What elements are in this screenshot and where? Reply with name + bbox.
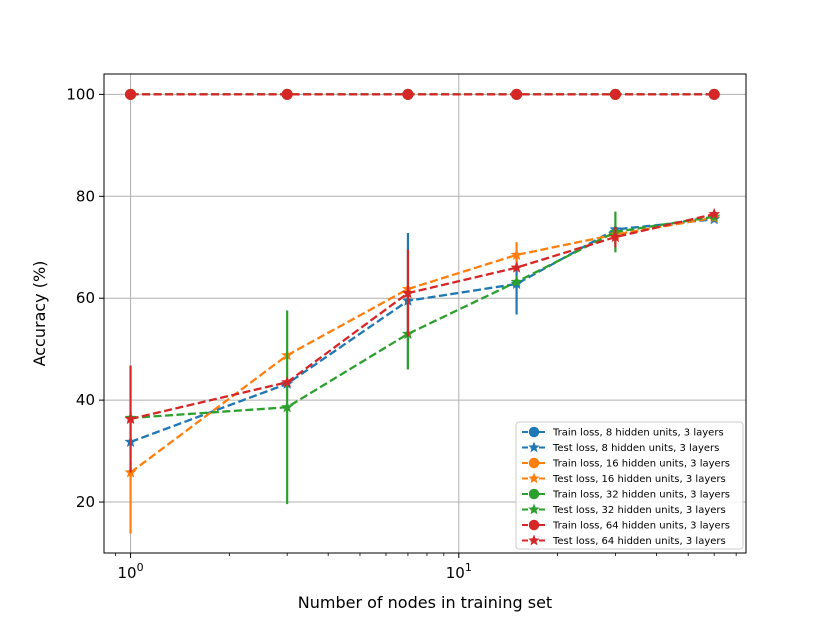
- data-point: [528, 441, 540, 453]
- legend-entry: Train loss, 8 hidden units, 3 layers: [522, 426, 724, 439]
- legend-entry: Test loss, 64 hidden units, 3 layers: [522, 534, 726, 547]
- x-axis-label: Number of nodes in training set: [298, 593, 552, 612]
- legend-entry: Test loss, 32 hidden units, 3 layers: [522, 503, 726, 516]
- data-point: [510, 248, 523, 260]
- legend-label: Train loss, 32 hidden units, 3 layers: [552, 490, 730, 501]
- data-point: [528, 472, 540, 484]
- legend-label: Train loss, 8 hidden units, 3 layers: [552, 428, 724, 439]
- legend-entry: Train loss, 64 hidden units, 3 layers: [522, 519, 730, 532]
- data-point: [528, 519, 540, 531]
- series-8: [124, 207, 721, 473]
- series-7: [125, 88, 720, 100]
- data-point: [125, 88, 137, 100]
- series-layer: [124, 88, 721, 534]
- data-point: [401, 286, 414, 299]
- y-tick-label: 20: [76, 493, 95, 511]
- grid: [104, 74, 746, 553]
- legend-entry: Train loss, 16 hidden units, 3 layers: [522, 457, 730, 470]
- data-point: [528, 534, 540, 546]
- data-point: [281, 400, 294, 413]
- data-point: [510, 275, 523, 287]
- data-point: [528, 488, 540, 500]
- data-point: [281, 88, 293, 100]
- data-point: [528, 503, 540, 515]
- legend-box: [515, 421, 744, 550]
- legend-label: Test loss, 16 hidden units, 3 layers: [552, 474, 726, 485]
- legend-entry: Test loss, 8 hidden units, 3 layers: [522, 441, 719, 454]
- legend-label: Test loss, 32 hidden units, 3 layers: [552, 505, 726, 516]
- legend-entry: Test loss, 16 hidden units, 3 layers: [522, 472, 726, 485]
- data-point: [528, 426, 540, 438]
- x-axis-ticks: 100 101: [118, 553, 472, 582]
- plot-frame: [103, 73, 747, 554]
- data-point: [708, 207, 721, 220]
- series-line: [130, 215, 715, 420]
- series-line: [130, 218, 715, 443]
- y-axis-ticks: 20 40 60 80 100: [66, 85, 104, 511]
- data-point: [281, 375, 294, 388]
- legend-label: Test loss, 8 hidden units, 3 layers: [552, 443, 719, 454]
- data-point: [609, 230, 622, 243]
- data-point: [124, 412, 137, 425]
- legend-label: Train loss, 16 hidden units, 3 layers: [552, 459, 730, 470]
- data-point: [402, 88, 414, 100]
- legend-entry: Train loss, 32 hidden units, 3 layers: [522, 488, 730, 501]
- y-tick-label: 100: [66, 85, 95, 103]
- y-tick-label: 60: [76, 289, 95, 307]
- series-line: [130, 213, 715, 421]
- y-tick-label: 40: [76, 391, 95, 409]
- legend: Train loss, 8 hidden units, 3 layers Test…: [515, 421, 744, 550]
- data-point: [708, 88, 720, 100]
- legend-label: Test loss, 64 hidden units, 3 layers: [552, 536, 726, 547]
- data-point: [528, 457, 540, 469]
- legend-label: Train loss, 64 hidden units, 3 layers: [552, 521, 730, 532]
- series-line: [129, 216, 715, 474]
- y-tick-label: 80: [76, 187, 95, 205]
- y-axis-label: Accuracy (%): [30, 261, 49, 367]
- data-point: [510, 261, 523, 273]
- data-point: [609, 88, 621, 100]
- data-point: [511, 88, 523, 100]
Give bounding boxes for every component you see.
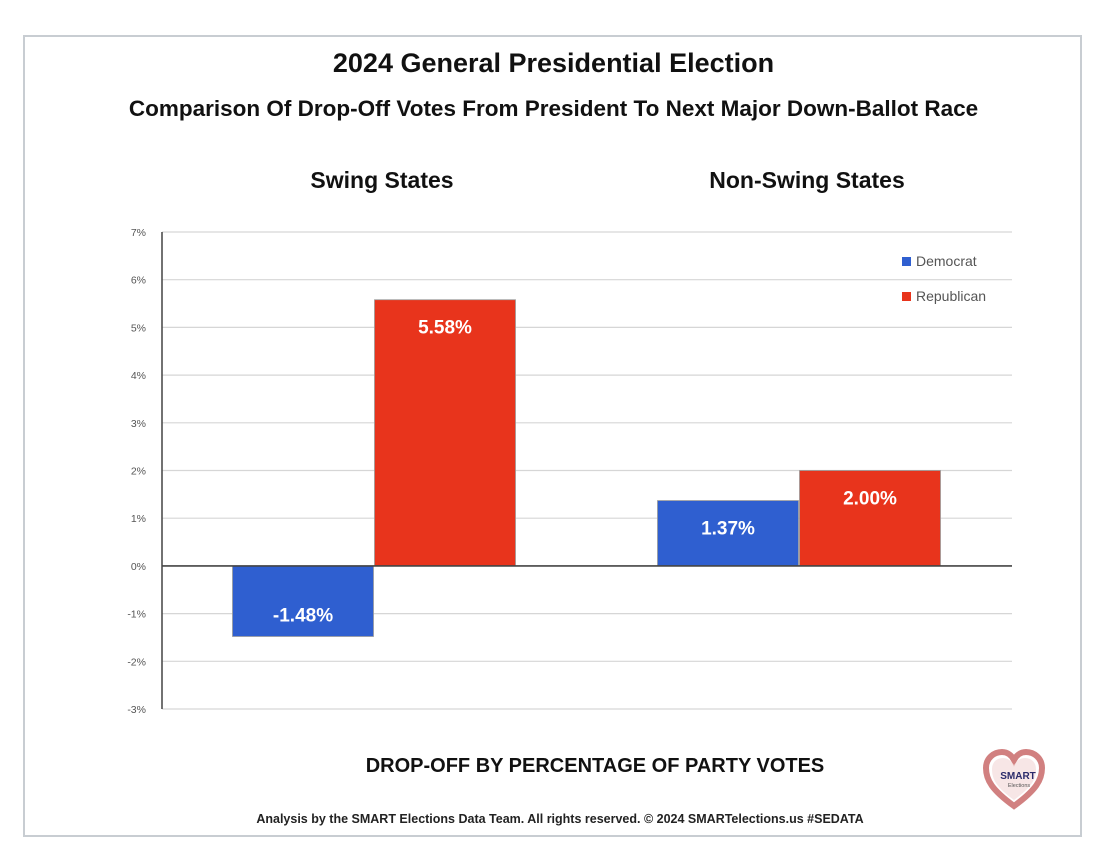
x-axis-title: DROP-OFF BY PERCENTAGE OF PARTY VOTES xyxy=(365,755,825,777)
legend-swatch-republican xyxy=(902,292,911,301)
data-label: -1.48% xyxy=(273,605,333,626)
y-tick-label: -3% xyxy=(127,704,146,716)
legend-label-republican: Republican xyxy=(916,288,986,304)
bar-republican-1 xyxy=(799,470,941,567)
y-tick-label: 2% xyxy=(131,466,146,478)
data-label: 5.58% xyxy=(418,318,472,339)
y-tick-label: -1% xyxy=(127,609,146,621)
y-tick-label: -2% xyxy=(127,656,146,668)
y-tick-label: 5% xyxy=(131,322,146,334)
y-tick-label: 1% xyxy=(131,513,146,525)
footer-credit: Analysis by the SMART Elections Data Tea… xyxy=(256,812,864,826)
bar-democrat-0 xyxy=(232,565,374,637)
y-tick-label: 6% xyxy=(131,275,146,287)
y-tick-label: 4% xyxy=(131,370,146,382)
y-tick-label: 7% xyxy=(131,227,146,239)
data-label: 2.00% xyxy=(843,489,897,510)
legend-label-democrat: Democrat xyxy=(916,253,977,269)
chart-title: 2024 General Presidential Election xyxy=(332,48,775,78)
chart-frame xyxy=(23,35,1082,837)
smart-elections-logo: SMART Elections xyxy=(982,748,1046,810)
logo-subtext: Elections xyxy=(1008,783,1031,789)
y-tick-label: 3% xyxy=(131,418,146,430)
category-label-swing-states: Swing States xyxy=(310,167,454,193)
chart-subtitle: Comparison Of Drop-Off Votes From Presid… xyxy=(128,96,979,121)
data-label: 1.37% xyxy=(701,519,755,540)
heart-icon xyxy=(982,748,1046,810)
bar-republican-0 xyxy=(374,299,516,567)
category-label-non-swing-states: Non-Swing States xyxy=(709,167,905,193)
legend-swatch-democrat xyxy=(902,257,911,266)
bar-democrat-1 xyxy=(657,500,799,567)
y-tick-label: 0% xyxy=(131,561,146,573)
logo-text: SMART xyxy=(1000,771,1036,782)
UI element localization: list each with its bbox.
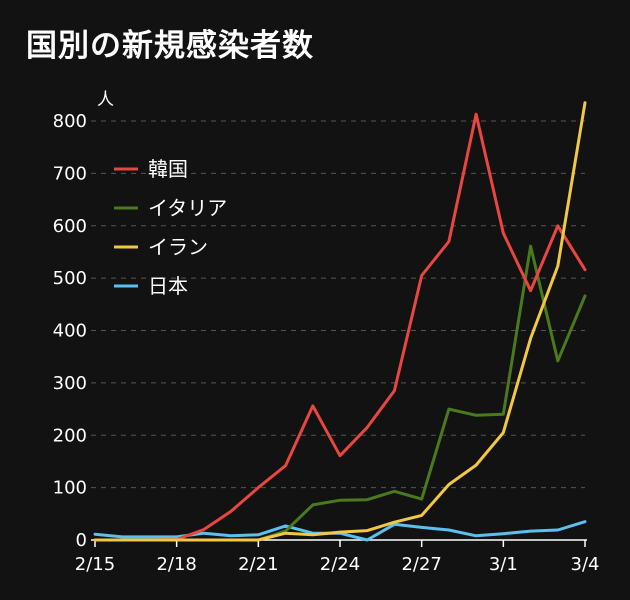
x-tick-label: 2/24	[320, 554, 360, 575]
y-axis-unit: 人	[97, 90, 114, 110]
y-tick-label: 300	[53, 373, 87, 394]
y-tick-label: 800	[53, 111, 87, 132]
y-tick-label: 200	[53, 425, 87, 446]
x-tick-label: 3/1	[489, 554, 518, 575]
y-tick-label: 500	[53, 268, 87, 289]
x-tick-label: 2/21	[238, 554, 278, 575]
legend-label: イタリア	[148, 196, 227, 220]
series-lines	[93, 101, 587, 542]
series-line-3	[93, 101, 587, 542]
y-tick-label: 600	[53, 216, 87, 237]
legend-label: イラン	[148, 235, 208, 259]
legend-label: 日本	[148, 274, 188, 298]
chart-title: 国別の新規感染者数	[26, 28, 314, 64]
axes: 0 100 200 300 400 500 600 700 800 2/15 2/18 2/21 2/2…	[53, 111, 600, 575]
y-tick-label: 100	[53, 478, 87, 499]
legend-label: 韓国	[148, 157, 188, 181]
x-tick-label: 2/27	[401, 554, 441, 575]
x-tick-label: 3/4	[571, 554, 600, 575]
y-tick-label: 700	[53, 163, 87, 184]
y-tick-label: 0	[76, 530, 87, 551]
y-tick-label: 400	[53, 321, 87, 342]
x-tick-label: 2/18	[156, 554, 196, 575]
x-tick-label: 2/15	[75, 554, 115, 575]
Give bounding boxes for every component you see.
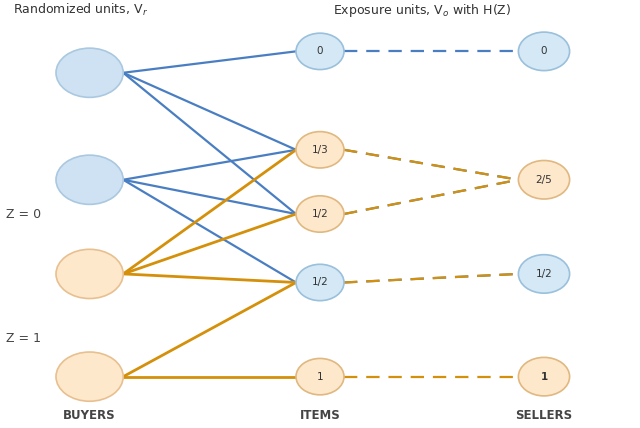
Text: 2/5: 2/5 xyxy=(536,175,552,185)
Text: Z = 1: Z = 1 xyxy=(6,332,42,345)
Text: 1/2: 1/2 xyxy=(312,209,328,219)
Text: 0: 0 xyxy=(541,46,547,56)
Ellipse shape xyxy=(296,264,344,300)
Text: 1: 1 xyxy=(317,372,323,382)
Ellipse shape xyxy=(518,255,570,293)
Ellipse shape xyxy=(56,352,124,401)
Ellipse shape xyxy=(56,155,124,205)
Text: 0: 0 xyxy=(317,46,323,56)
Text: 1/2: 1/2 xyxy=(312,277,328,288)
Text: Exposure units, V$_o$ with H(Z): Exposure units, V$_o$ with H(Z) xyxy=(333,2,511,19)
Text: ITEMS: ITEMS xyxy=(300,409,340,422)
Ellipse shape xyxy=(296,132,344,168)
Text: Randomized units, V$_r$: Randomized units, V$_r$ xyxy=(13,2,148,18)
Ellipse shape xyxy=(518,160,570,199)
Ellipse shape xyxy=(518,357,570,396)
Ellipse shape xyxy=(296,196,344,232)
Ellipse shape xyxy=(296,33,344,70)
Ellipse shape xyxy=(296,359,344,395)
Text: 1/3: 1/3 xyxy=(312,145,328,155)
Text: 1: 1 xyxy=(540,372,548,382)
Text: BUYERS: BUYERS xyxy=(63,409,116,422)
Text: SELLERS: SELLERS xyxy=(515,409,573,422)
Ellipse shape xyxy=(56,249,124,299)
Ellipse shape xyxy=(56,48,124,98)
Text: 1/2: 1/2 xyxy=(536,269,552,279)
Text: Z = 0: Z = 0 xyxy=(6,208,42,220)
Ellipse shape xyxy=(518,32,570,71)
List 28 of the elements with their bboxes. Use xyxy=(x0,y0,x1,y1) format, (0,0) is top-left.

· · · · ·

TASK REQUIREMENTS: Retype the entries starting at the line that contains "x-axis-title: DROP-OFF BY" and ending after the line that contains "heart-icon xyxy=(982,748,1046,810)".

EXPECTED OUTPUT:
x-axis-title: DROP-OFF BY PERCENTAGE OF PARTY VOTES xyxy=(365,755,825,777)
legend-swatch-republican xyxy=(902,292,911,301)
data-label: -1.48% xyxy=(273,605,333,626)
y-tick-label: -3% xyxy=(127,704,146,716)
legend-label-republican: Republican xyxy=(916,288,986,304)
bar-republican-1 xyxy=(799,470,941,567)
y-tick-label: 2% xyxy=(131,466,146,478)
data-label: 5.58% xyxy=(418,318,472,339)
y-tick-label: -1% xyxy=(127,609,146,621)
y-tick-label: -2% xyxy=(127,656,146,668)
y-tick-label: 5% xyxy=(131,322,146,334)
y-tick-label: 1% xyxy=(131,513,146,525)
footer-credit: Analysis by the SMART Elections Data Tea… xyxy=(256,812,864,826)
bar-democrat-0 xyxy=(232,565,374,637)
y-tick-label: 6% xyxy=(131,275,146,287)
y-tick-label: 4% xyxy=(131,370,146,382)
y-tick-label: 7% xyxy=(131,227,146,239)
data-label: 2.00% xyxy=(843,489,897,510)
legend-label-democrat: Democrat xyxy=(916,253,977,269)
chart-title: 2024 General Presidential Election xyxy=(332,48,775,78)
chart-frame xyxy=(23,35,1082,837)
smart-elections-logo: SMART Elections xyxy=(982,748,1046,810)
logo-subtext: Elections xyxy=(1008,783,1031,789)
y-tick-label: 3% xyxy=(131,418,146,430)
category-label-swing-states: Swing States xyxy=(310,167,454,193)
chart-subtitle: Comparison Of Drop-Off Votes From Presid… xyxy=(128,96,979,121)
data-label: 1.37% xyxy=(701,519,755,540)
heart-icon xyxy=(982,748,1046,810)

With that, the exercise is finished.